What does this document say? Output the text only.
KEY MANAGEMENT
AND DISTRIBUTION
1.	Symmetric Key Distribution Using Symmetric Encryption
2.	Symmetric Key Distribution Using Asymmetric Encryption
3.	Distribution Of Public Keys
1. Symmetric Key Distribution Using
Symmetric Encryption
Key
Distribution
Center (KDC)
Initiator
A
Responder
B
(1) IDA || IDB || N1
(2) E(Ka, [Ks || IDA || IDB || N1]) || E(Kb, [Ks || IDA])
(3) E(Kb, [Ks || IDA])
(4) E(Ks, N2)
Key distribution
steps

-*-*-

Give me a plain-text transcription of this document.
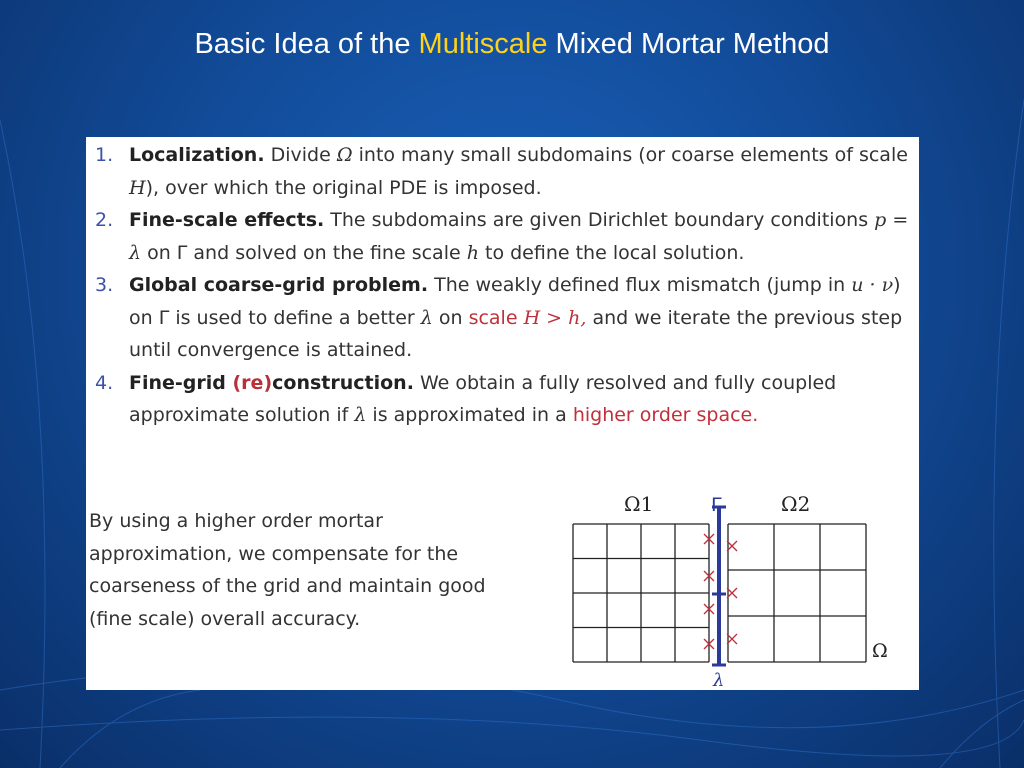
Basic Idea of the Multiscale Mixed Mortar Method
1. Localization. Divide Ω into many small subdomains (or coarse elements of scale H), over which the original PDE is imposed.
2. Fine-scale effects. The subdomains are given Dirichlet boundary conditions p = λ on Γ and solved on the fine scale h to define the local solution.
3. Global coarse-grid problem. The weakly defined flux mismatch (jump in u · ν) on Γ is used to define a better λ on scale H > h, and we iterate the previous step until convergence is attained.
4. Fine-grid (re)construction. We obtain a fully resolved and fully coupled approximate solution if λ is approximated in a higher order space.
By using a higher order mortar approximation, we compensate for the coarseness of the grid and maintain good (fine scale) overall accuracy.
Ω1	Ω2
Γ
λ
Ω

-*-*-

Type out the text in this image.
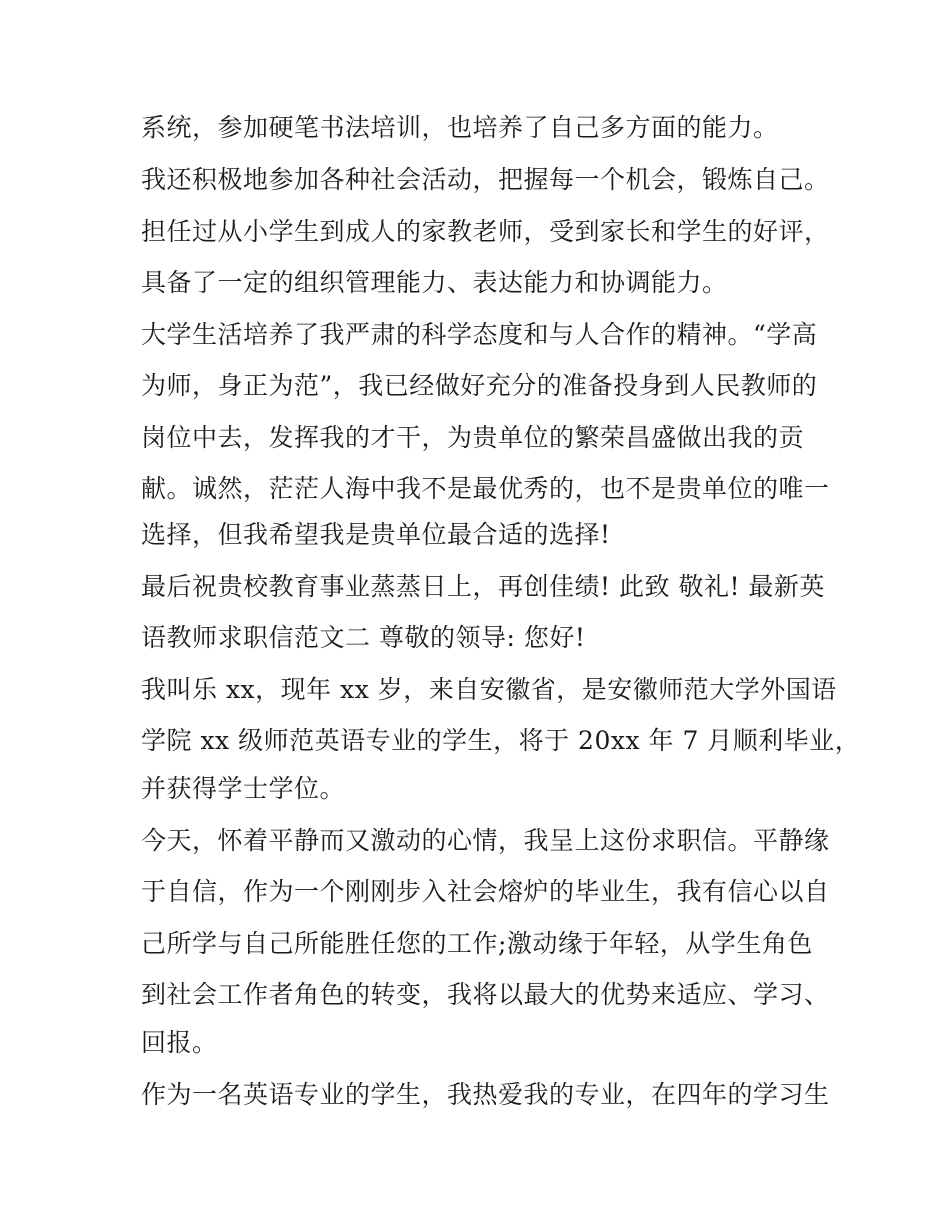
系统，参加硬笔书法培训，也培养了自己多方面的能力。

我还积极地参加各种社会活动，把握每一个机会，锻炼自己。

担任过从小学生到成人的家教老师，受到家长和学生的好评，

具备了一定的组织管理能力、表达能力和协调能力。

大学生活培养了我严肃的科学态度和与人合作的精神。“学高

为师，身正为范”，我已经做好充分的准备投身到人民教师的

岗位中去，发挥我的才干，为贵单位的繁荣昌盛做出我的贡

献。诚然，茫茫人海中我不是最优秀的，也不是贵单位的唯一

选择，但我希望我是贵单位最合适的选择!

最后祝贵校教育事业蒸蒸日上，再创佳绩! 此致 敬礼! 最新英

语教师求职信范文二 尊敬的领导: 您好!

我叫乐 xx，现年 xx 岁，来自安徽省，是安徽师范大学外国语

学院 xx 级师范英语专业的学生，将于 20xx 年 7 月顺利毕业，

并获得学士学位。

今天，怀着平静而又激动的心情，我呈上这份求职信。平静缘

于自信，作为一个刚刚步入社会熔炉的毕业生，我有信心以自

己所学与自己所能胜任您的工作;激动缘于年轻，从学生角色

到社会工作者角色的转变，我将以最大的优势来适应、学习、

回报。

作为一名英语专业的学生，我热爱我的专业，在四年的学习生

-*-*-

EXERCISE PROMPT:
Go through the entries above and pull out each line with "Symmetric" in it.

RESULT OF THE TASK:
1.	Symmetric Key Distribution Using Symmetric Encryption
2.	Symmetric Key Distribution Using Asymmetric Encryption
1. Symmetric Key Distribution Using
Symmetric Encryption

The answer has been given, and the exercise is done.